### Exercise directions
Omit the images, then print each record below exactly as it reads.

Items from a figure collection:
****************
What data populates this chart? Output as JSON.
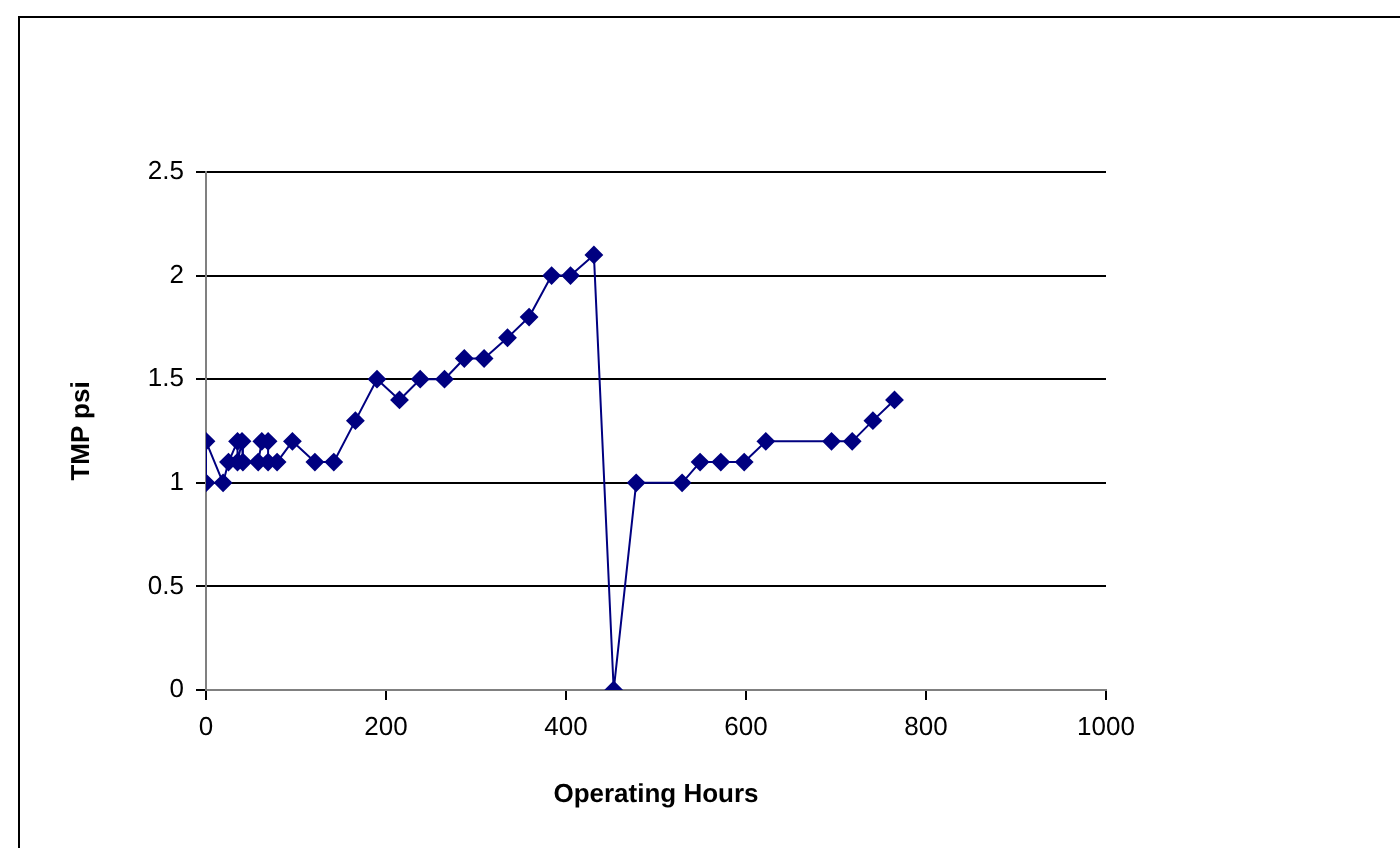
{
  "chart_data": {
    "type": "line",
    "xlabel": "Operating Hours",
    "ylabel": "TMP psi",
    "x": [
      0,
      0,
      19,
      25,
      35,
      35,
      40,
      41,
      58,
      62,
      69,
      69,
      79,
      96,
      121,
      142,
      166,
      190,
      215,
      238,
      265,
      287,
      309,
      335,
      359,
      384,
      405,
      431,
      453,
      478,
      529,
      549,
      572,
      598,
      622,
      695,
      718,
      741,
      765
    ],
    "series": [
      {
        "color": "#000080",
        "values": [
          1.0,
          1.2,
          1.0,
          1.1,
          1.2,
          1.1,
          1.2,
          1.1,
          1.1,
          1.2,
          1.2,
          1.1,
          1.1,
          1.2,
          1.1,
          1.1,
          1.3,
          1.5,
          1.4,
          1.5,
          1.5,
          1.6,
          1.6,
          1.7,
          1.8,
          2.0,
          2.0,
          2.1,
          0,
          1.0,
          1.0,
          1.1,
          1.1,
          1.1,
          1.2,
          1.2,
          1.2,
          1.3,
          1.4
        ]
      }
    ],
    "xlim": [
      0,
      1000
    ],
    "xticks": [
      0,
      200,
      400,
      600,
      800,
      1000
    ],
    "ylim": [
      0,
      2.5
    ],
    "yticks": [
      0,
      0.5,
      1,
      1.5,
      2,
      2.5
    ],
    "grid": "y",
    "marker": "diamond",
    "line_style": "solid",
    "legend": false
  }
}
****************
### Problem solution
What data populates this chart? Output as JSON.
{
  "chart_data": {
    "type": "line",
    "xlabel": "Operating Hours",
    "ylabel": "TMP psi",
    "x": [
      0,
      0,
      19,
      25,
      35,
      35,
      40,
      41,
      58,
      62,
      69,
      69,
      79,
      96,
      121,
      142,
      166,
      190,
      215,
      238,
      265,
      287,
      309,
      335,
      359,
      384,
      405,
      431,
      453,
      478,
      529,
      549,
      572,
      598,
      622,
      695,
      718,
      741,
      765
    ],
    "series": [
      {
        "color": "#000080",
        "values": [
          1.0,
          1.2,
          1.0,
          1.1,
          1.2,
          1.1,
          1.2,
          1.1,
          1.1,
          1.2,
          1.2,
          1.1,
          1.1,
          1.2,
          1.1,
          1.1,
          1.3,
          1.5,
          1.4,
          1.5,
          1.5,
          1.6,
          1.6,
          1.7,
          1.8,
          2.0,
          2.0,
          2.1,
          0,
          1.0,
          1.0,
          1.1,
          1.1,
          1.1,
          1.2,
          1.2,
          1.2,
          1.3,
          1.4
        ]
      }
    ],
    "xlim": [
      0,
      1000
    ],
    "xticks": [
      0,
      200,
      400,
      600,
      800,
      1000
    ],
    "ylim": [
      0,
      2.5
    ],
    "yticks": [
      0,
      0.5,
      1,
      1.5,
      2,
      2.5
    ],
    "grid": "y",
    "marker": "diamond",
    "line_style": "solid",
    "legend": false
  }
}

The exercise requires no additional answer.